====== Exercise material ======

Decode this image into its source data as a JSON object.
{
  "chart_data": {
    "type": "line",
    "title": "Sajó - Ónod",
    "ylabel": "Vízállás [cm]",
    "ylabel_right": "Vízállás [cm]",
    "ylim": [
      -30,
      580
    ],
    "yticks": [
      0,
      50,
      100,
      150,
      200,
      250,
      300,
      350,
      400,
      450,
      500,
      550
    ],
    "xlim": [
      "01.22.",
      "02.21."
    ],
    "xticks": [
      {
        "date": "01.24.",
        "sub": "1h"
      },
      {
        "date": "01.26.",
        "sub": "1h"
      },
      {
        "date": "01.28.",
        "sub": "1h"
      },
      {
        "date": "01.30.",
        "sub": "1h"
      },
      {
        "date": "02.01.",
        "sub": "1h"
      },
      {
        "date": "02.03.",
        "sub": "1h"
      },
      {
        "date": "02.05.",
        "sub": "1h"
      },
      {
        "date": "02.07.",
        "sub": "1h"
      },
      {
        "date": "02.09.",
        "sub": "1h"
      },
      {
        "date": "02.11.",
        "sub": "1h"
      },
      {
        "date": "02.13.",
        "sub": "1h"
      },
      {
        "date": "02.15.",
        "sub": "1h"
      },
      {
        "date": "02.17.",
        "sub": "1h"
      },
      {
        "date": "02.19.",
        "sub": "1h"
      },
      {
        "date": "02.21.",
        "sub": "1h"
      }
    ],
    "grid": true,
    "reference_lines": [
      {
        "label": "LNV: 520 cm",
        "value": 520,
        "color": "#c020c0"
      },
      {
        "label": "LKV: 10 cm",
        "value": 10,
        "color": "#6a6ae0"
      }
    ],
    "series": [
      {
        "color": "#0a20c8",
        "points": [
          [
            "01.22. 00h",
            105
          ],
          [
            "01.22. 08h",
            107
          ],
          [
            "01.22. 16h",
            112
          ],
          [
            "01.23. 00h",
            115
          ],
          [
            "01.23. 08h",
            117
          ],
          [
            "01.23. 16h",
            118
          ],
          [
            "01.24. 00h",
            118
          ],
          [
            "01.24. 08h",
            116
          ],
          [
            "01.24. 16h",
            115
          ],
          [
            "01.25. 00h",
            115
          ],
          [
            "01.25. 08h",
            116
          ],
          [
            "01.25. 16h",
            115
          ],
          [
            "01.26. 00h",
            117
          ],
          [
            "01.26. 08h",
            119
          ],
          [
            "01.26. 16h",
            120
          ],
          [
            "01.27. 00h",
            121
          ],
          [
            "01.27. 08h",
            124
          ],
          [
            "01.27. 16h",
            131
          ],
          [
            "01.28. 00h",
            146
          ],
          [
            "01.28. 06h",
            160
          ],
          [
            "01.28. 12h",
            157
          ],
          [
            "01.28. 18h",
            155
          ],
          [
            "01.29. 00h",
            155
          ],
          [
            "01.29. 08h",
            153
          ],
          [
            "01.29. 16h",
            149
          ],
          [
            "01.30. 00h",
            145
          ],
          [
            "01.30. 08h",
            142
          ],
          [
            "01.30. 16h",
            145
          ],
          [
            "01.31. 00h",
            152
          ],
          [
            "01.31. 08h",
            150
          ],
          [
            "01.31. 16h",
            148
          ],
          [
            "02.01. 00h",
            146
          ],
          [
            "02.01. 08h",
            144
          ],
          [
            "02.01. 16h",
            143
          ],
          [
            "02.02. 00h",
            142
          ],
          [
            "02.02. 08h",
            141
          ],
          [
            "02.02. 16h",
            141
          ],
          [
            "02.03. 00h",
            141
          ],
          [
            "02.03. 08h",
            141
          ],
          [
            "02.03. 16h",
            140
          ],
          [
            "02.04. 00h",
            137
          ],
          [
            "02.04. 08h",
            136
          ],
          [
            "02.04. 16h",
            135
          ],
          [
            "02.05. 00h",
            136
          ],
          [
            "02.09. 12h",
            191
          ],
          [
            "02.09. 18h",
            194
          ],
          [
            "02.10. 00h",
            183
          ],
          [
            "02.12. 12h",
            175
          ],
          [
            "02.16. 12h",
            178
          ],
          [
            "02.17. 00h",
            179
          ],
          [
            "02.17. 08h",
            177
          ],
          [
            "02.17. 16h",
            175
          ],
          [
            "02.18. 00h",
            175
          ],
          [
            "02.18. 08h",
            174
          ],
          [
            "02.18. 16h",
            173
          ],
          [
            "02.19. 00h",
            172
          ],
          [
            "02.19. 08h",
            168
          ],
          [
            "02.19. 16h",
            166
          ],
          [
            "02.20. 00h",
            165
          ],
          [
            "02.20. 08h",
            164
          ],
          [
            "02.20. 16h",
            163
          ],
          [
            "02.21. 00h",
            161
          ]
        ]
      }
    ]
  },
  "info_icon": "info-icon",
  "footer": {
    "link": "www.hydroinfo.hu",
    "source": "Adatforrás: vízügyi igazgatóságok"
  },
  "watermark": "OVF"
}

======

• Problem statement
Looking at the records above, say how many lines hold the string "Vízállás". Write nothing but the number.

• Task result
2